**WHAT YOU WILL DO:** Show every line of the records below that contains the word "name".

**STORED ROWS:**

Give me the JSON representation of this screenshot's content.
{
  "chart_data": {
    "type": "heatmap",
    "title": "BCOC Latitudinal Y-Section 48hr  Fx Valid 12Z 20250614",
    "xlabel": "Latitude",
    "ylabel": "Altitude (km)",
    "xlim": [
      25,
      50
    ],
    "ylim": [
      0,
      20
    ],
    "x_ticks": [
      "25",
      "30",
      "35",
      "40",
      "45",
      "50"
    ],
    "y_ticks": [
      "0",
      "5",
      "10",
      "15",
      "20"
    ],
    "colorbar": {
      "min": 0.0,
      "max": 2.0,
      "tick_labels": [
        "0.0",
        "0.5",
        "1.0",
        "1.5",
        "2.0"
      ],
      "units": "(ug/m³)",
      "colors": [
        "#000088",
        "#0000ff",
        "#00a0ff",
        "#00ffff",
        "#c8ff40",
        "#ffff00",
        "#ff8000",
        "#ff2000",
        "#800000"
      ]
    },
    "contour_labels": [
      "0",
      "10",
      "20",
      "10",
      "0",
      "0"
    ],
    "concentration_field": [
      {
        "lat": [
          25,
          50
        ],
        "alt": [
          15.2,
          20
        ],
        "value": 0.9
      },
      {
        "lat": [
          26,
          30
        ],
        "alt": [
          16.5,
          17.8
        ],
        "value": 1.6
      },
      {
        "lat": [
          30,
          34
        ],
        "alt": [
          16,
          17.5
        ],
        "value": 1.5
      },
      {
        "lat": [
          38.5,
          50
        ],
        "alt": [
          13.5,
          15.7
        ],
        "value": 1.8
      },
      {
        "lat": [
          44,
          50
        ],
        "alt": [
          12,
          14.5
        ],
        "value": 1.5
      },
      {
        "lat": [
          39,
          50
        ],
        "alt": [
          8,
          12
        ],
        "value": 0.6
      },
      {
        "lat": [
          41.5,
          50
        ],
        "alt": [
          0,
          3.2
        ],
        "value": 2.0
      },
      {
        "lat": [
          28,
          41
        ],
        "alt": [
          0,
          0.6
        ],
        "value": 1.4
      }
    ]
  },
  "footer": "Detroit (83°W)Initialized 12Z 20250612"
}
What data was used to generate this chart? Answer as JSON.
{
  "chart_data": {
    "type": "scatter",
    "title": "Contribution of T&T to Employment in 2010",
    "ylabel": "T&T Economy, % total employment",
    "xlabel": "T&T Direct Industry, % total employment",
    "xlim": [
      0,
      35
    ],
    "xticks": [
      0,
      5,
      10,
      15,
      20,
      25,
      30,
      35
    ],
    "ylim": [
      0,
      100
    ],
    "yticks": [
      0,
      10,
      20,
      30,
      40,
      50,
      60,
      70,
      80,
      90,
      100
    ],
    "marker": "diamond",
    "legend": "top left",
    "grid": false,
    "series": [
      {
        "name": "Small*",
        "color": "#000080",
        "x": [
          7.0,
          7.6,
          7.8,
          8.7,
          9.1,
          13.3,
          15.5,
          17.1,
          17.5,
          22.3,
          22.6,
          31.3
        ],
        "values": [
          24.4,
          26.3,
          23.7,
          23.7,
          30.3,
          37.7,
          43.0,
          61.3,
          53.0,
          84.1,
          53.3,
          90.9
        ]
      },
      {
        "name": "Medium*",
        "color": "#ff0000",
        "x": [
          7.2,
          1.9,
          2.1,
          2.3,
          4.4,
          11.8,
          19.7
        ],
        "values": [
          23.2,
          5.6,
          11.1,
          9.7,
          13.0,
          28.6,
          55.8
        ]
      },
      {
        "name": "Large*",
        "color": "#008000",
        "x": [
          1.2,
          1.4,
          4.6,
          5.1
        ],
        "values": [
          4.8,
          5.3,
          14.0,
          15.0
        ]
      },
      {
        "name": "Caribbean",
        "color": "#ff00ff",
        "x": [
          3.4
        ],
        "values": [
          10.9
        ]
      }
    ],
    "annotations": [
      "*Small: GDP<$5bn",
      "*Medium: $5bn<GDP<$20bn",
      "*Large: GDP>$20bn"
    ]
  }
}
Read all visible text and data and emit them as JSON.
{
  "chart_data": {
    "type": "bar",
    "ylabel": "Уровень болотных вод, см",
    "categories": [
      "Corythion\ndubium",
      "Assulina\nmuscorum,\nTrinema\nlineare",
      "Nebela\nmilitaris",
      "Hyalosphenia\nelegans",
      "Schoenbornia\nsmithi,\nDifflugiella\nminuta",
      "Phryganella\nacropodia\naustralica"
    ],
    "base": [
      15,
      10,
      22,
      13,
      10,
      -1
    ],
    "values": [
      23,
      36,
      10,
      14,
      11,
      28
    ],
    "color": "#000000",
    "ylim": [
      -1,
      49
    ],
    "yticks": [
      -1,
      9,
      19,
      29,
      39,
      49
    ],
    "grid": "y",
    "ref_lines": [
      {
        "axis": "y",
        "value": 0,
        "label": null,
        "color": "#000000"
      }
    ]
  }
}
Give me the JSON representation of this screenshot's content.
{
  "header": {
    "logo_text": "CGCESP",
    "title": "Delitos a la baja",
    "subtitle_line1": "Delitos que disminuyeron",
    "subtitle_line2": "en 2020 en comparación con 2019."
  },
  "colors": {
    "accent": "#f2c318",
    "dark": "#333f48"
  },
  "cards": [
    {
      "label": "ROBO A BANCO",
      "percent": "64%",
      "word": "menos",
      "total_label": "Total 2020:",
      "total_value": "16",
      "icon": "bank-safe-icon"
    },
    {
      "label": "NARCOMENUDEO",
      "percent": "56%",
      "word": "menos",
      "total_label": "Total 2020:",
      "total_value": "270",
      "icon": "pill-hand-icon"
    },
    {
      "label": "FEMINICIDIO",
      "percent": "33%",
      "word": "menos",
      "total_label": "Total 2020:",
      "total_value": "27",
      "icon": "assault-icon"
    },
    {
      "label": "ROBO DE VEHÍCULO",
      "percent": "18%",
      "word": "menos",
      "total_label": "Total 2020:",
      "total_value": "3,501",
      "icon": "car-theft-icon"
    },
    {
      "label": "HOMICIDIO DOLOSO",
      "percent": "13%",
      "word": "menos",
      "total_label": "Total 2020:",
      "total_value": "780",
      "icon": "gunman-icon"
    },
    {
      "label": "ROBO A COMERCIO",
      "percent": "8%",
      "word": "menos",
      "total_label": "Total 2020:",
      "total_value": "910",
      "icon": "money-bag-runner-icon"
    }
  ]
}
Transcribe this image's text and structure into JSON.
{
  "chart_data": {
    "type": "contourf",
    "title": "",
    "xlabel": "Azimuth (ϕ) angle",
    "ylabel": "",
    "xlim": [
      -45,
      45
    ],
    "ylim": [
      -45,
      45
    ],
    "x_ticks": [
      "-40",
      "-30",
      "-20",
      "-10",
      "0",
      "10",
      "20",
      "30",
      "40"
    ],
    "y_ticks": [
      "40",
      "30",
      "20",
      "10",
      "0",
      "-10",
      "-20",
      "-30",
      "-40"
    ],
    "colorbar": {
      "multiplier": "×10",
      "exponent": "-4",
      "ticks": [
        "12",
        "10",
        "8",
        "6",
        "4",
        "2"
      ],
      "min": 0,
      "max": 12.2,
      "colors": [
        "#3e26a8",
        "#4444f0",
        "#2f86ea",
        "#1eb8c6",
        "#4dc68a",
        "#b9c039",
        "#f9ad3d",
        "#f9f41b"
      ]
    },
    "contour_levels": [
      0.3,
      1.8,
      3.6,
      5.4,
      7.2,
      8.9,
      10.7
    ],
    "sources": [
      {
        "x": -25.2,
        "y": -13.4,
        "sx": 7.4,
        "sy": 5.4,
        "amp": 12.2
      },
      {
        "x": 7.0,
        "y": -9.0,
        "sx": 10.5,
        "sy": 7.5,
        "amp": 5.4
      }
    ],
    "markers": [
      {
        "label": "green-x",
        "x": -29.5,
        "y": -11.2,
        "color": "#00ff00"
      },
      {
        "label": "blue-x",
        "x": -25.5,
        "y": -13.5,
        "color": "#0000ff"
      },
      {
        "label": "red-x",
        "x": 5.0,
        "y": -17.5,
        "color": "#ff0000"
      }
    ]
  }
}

**CORRECT OUTPUT:**
        "name": "Small*",
        "name": "Medium*",
        "name": "Large*",
        "name": "Caribbean",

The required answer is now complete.